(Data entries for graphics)
◆ ◆ ◆ ◆ ◆ ◆ ◆
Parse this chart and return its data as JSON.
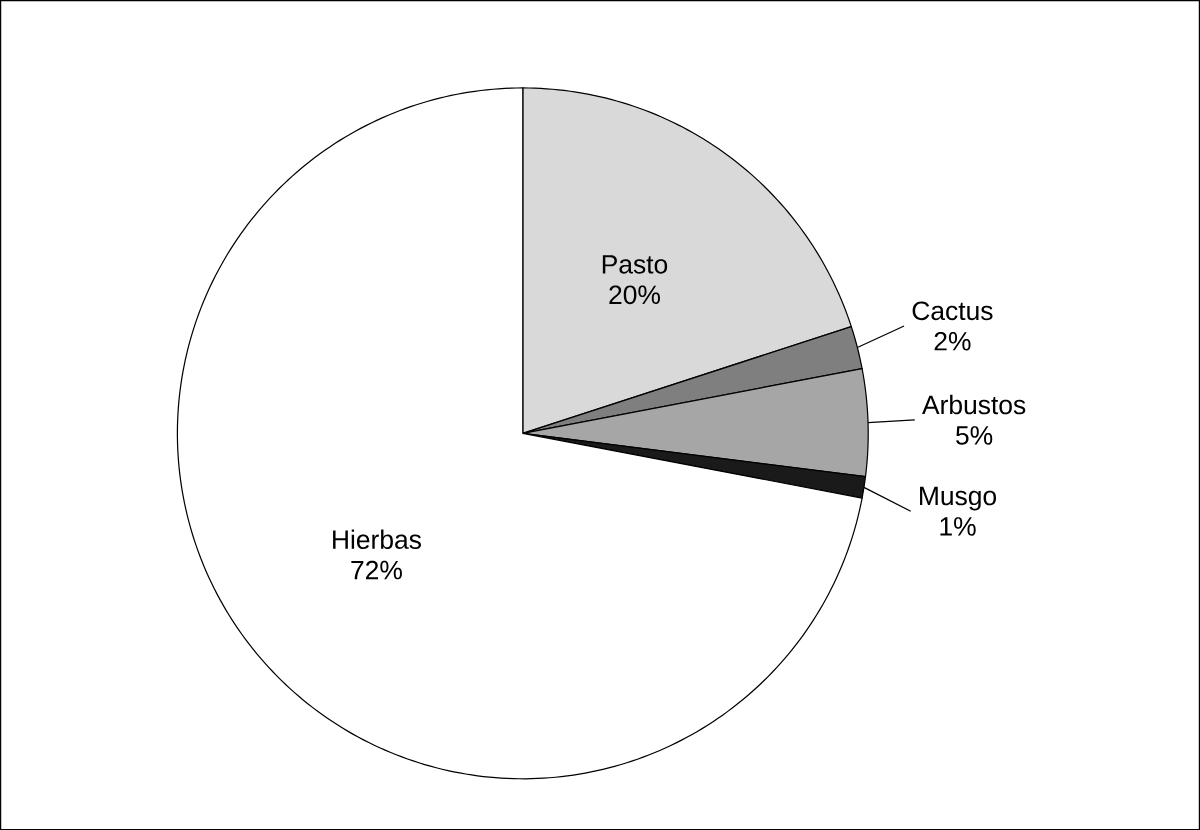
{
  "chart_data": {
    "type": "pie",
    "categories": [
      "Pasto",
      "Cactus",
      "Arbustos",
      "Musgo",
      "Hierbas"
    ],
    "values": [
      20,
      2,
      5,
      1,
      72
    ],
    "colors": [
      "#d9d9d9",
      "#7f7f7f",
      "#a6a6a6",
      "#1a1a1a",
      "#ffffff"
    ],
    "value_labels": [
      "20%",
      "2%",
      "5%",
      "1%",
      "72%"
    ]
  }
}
◆ ◆ ◆ ◆ ◆ ◆ ◆
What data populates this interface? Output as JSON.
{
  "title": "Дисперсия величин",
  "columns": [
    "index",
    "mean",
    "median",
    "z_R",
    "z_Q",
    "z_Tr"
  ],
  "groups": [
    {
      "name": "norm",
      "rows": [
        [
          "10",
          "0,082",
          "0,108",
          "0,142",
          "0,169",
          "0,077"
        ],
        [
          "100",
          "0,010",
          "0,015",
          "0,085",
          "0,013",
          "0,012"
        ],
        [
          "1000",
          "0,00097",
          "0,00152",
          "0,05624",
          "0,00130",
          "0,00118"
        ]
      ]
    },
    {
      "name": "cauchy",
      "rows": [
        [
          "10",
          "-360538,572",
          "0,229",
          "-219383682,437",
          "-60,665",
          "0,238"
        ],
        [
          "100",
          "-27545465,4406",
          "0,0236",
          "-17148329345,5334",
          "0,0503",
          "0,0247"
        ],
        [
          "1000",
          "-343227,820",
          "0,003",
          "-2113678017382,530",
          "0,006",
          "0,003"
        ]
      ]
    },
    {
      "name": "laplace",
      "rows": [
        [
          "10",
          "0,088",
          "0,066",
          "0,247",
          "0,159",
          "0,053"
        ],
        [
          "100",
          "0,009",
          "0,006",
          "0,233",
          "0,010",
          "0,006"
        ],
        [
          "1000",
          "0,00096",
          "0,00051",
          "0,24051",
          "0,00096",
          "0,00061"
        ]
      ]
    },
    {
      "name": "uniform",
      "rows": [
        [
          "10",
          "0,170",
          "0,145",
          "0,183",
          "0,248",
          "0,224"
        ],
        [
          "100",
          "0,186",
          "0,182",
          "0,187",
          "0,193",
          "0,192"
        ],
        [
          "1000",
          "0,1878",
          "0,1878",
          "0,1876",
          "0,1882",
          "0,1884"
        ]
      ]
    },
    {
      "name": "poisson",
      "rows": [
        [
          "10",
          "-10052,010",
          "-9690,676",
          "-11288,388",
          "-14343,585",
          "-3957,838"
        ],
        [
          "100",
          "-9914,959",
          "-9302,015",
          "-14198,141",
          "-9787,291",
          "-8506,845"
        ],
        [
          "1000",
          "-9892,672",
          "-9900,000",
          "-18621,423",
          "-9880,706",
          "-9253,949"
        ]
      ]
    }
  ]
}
◆ ◆ ◆ ◆ ◆ ◆ ◆
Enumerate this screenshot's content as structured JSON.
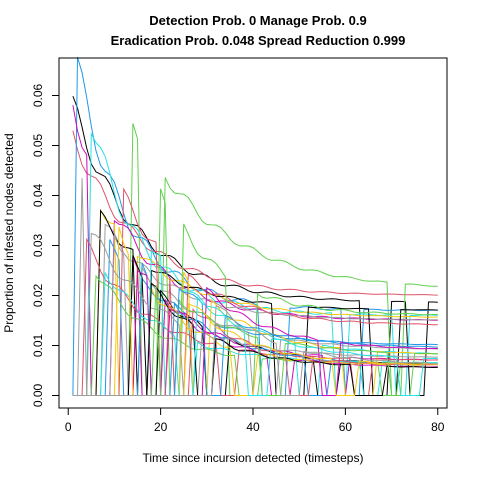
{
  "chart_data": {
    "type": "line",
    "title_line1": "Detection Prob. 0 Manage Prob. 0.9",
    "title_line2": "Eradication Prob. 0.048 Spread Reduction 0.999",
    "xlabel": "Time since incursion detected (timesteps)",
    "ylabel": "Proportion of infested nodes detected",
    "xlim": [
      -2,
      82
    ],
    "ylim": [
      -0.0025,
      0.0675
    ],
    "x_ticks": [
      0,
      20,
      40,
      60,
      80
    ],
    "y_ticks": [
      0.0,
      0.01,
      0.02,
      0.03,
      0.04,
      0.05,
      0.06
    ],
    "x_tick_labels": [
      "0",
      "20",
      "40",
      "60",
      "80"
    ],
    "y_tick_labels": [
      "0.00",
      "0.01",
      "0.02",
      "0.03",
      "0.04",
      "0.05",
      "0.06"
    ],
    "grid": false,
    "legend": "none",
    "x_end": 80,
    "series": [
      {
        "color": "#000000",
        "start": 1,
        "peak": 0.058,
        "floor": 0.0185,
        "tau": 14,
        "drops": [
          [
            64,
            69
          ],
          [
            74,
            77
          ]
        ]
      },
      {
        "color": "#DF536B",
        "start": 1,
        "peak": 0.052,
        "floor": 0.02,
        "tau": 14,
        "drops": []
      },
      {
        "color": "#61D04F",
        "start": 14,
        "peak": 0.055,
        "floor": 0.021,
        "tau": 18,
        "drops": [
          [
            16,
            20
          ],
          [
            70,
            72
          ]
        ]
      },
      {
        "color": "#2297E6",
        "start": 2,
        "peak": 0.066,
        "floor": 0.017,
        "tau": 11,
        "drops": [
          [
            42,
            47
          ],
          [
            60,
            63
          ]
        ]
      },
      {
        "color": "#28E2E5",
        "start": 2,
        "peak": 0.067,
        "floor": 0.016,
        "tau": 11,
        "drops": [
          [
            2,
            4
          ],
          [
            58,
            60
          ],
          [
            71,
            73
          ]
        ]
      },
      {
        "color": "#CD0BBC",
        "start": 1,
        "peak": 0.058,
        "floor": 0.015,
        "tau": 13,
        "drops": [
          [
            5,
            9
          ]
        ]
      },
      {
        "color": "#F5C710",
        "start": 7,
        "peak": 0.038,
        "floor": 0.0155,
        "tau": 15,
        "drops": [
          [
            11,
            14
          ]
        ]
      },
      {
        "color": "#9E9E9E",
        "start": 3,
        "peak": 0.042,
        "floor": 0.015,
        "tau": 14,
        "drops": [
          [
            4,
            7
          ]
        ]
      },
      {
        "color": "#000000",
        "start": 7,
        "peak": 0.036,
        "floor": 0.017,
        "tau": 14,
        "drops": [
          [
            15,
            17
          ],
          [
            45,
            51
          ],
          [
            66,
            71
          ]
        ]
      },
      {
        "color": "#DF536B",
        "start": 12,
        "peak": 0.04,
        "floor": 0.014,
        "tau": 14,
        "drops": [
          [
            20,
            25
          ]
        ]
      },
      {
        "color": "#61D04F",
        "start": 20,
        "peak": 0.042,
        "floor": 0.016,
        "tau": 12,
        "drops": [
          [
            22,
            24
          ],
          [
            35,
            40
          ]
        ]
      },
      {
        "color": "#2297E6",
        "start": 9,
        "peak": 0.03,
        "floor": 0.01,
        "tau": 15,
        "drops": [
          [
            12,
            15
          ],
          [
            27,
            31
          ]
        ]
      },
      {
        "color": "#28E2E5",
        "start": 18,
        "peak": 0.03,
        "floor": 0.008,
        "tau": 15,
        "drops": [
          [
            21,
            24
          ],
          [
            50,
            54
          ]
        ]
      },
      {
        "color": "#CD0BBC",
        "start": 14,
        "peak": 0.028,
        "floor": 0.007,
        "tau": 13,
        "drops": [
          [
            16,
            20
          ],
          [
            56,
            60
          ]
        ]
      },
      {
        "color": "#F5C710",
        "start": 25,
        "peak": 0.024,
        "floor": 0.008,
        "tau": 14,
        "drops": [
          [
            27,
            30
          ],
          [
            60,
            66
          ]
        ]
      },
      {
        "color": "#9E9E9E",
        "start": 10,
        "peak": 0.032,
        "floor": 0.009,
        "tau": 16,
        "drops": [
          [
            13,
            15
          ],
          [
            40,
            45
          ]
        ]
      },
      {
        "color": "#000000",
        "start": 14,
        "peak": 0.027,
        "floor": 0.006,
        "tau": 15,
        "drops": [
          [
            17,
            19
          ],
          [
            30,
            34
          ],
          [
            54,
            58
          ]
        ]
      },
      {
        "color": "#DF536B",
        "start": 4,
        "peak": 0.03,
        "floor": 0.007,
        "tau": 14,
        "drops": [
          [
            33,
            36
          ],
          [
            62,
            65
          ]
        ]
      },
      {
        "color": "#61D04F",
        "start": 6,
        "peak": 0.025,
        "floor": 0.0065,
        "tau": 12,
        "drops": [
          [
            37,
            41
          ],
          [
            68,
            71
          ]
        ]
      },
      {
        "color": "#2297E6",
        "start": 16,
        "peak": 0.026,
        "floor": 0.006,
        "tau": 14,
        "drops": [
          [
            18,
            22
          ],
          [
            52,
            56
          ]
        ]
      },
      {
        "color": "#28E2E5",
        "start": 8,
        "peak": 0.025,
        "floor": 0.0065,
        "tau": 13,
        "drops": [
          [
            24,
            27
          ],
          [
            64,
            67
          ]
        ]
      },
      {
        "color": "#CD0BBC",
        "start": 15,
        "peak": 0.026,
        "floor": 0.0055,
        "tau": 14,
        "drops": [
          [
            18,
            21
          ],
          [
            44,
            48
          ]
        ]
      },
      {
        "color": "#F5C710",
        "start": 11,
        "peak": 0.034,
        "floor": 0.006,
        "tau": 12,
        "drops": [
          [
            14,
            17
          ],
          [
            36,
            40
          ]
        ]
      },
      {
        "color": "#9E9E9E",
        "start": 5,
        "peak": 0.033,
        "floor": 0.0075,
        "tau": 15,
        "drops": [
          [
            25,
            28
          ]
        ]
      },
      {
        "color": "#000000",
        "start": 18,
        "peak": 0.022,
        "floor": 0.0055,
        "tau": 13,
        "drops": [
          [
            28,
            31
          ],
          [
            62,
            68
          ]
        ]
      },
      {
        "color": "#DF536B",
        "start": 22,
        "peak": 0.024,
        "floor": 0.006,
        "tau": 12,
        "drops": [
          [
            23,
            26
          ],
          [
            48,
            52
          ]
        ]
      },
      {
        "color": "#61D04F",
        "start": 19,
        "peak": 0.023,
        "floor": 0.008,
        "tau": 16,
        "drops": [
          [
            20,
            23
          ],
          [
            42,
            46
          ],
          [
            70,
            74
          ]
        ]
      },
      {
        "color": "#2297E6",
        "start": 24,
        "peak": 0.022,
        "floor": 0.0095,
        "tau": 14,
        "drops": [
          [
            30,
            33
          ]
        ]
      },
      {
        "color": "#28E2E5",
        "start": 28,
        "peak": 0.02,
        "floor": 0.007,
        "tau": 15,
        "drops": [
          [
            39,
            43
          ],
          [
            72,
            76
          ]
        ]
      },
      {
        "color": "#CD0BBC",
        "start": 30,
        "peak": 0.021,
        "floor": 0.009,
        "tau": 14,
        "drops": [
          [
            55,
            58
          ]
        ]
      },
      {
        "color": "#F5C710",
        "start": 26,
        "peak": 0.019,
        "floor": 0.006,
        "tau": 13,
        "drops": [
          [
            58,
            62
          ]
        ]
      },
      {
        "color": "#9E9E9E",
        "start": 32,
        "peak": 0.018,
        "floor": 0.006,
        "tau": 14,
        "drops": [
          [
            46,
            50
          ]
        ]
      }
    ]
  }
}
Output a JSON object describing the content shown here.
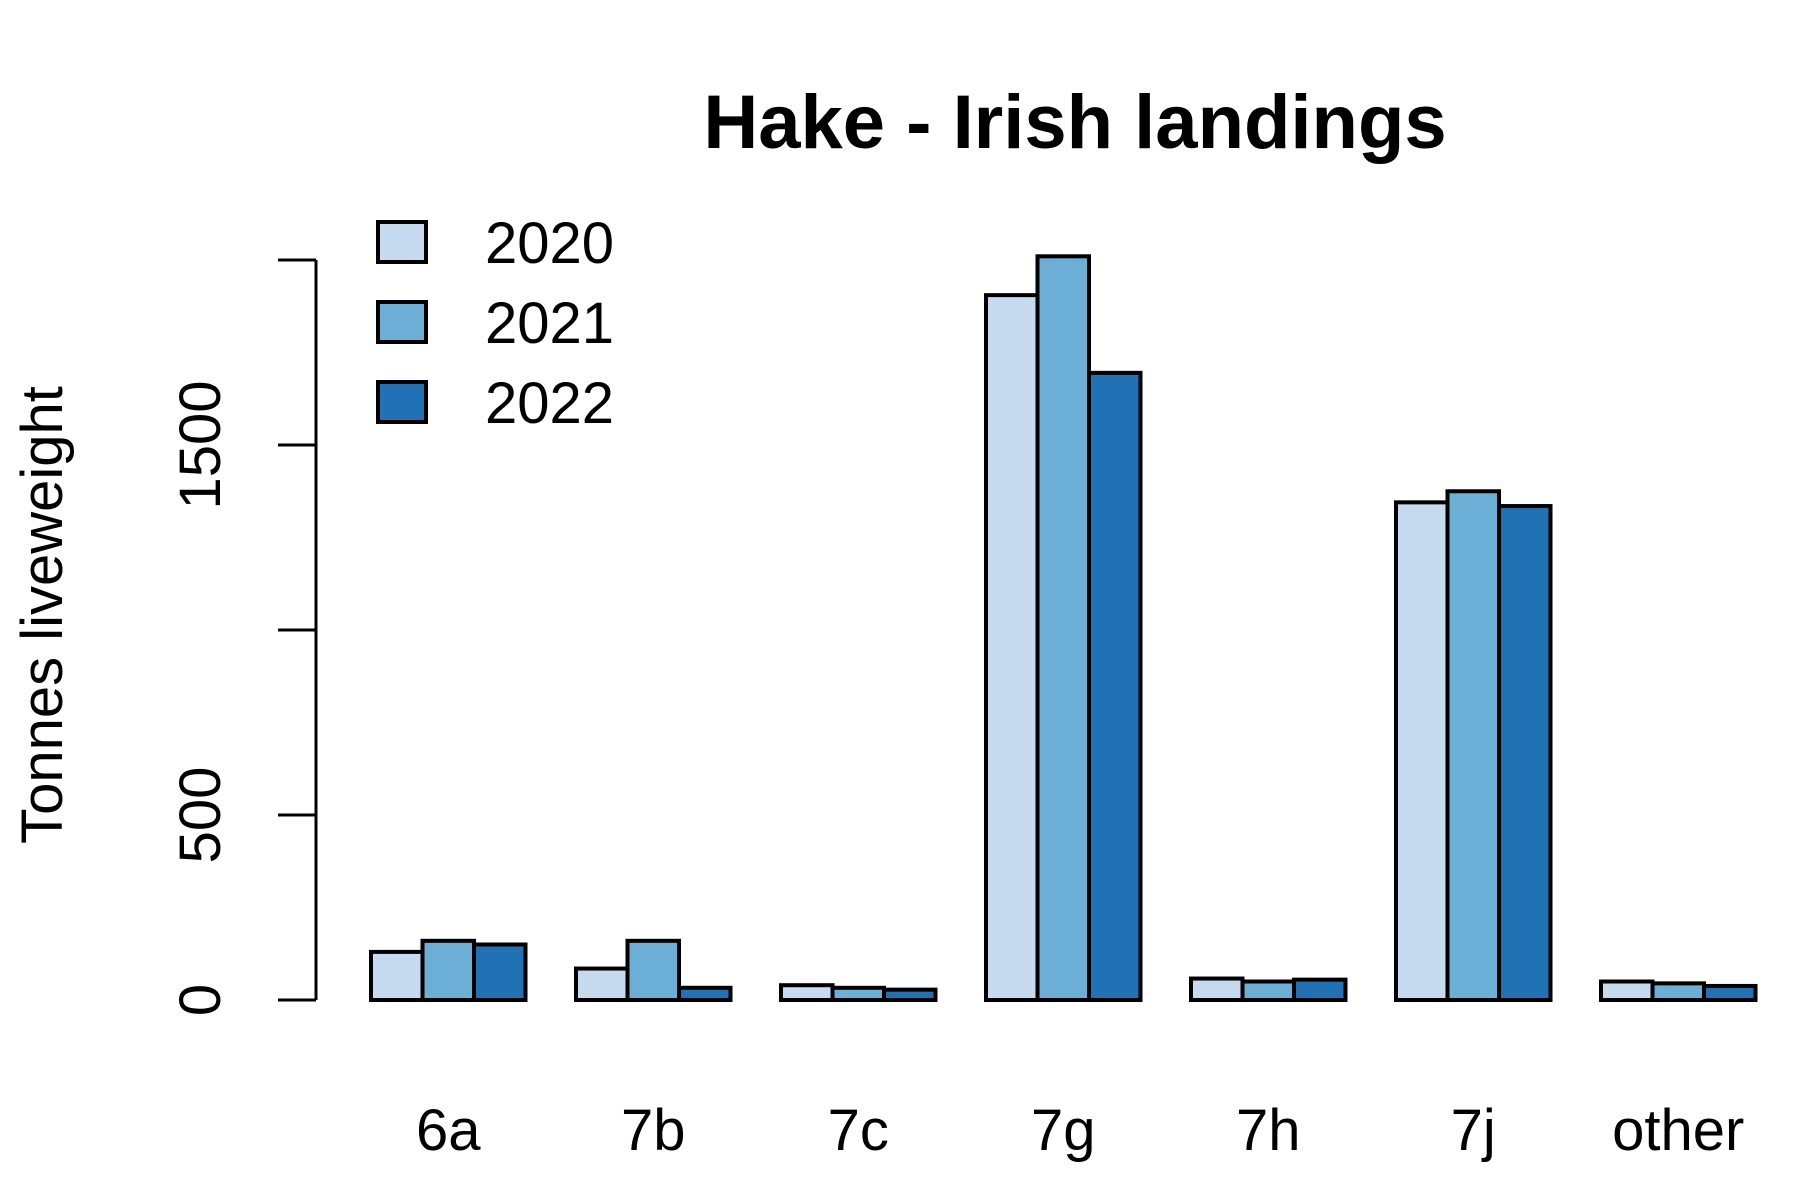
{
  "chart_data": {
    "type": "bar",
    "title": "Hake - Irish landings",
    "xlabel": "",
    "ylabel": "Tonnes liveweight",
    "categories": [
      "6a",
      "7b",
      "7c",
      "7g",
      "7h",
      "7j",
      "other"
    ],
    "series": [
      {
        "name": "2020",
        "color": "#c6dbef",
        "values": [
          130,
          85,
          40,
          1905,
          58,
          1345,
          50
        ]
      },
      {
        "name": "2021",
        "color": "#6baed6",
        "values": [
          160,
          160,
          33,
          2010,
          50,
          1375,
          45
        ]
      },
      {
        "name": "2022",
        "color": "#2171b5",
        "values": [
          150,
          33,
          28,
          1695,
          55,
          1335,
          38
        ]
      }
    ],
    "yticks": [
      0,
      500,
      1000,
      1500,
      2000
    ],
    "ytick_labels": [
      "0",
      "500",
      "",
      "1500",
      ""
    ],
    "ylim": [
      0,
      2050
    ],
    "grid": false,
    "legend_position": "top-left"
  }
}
◆ ◆ ◆ ◆ ◆ ◆ ◆
* REQUEST: Gather each line in the entries above where the string "JSON" is found.

* FINISHED ANSWER:
Parse this chart and return its data as JSON.
What data populates this interface? Output as JSON.
Enumerate this screenshot's content as structured JSON.
Output a JSON object describing the content shown here.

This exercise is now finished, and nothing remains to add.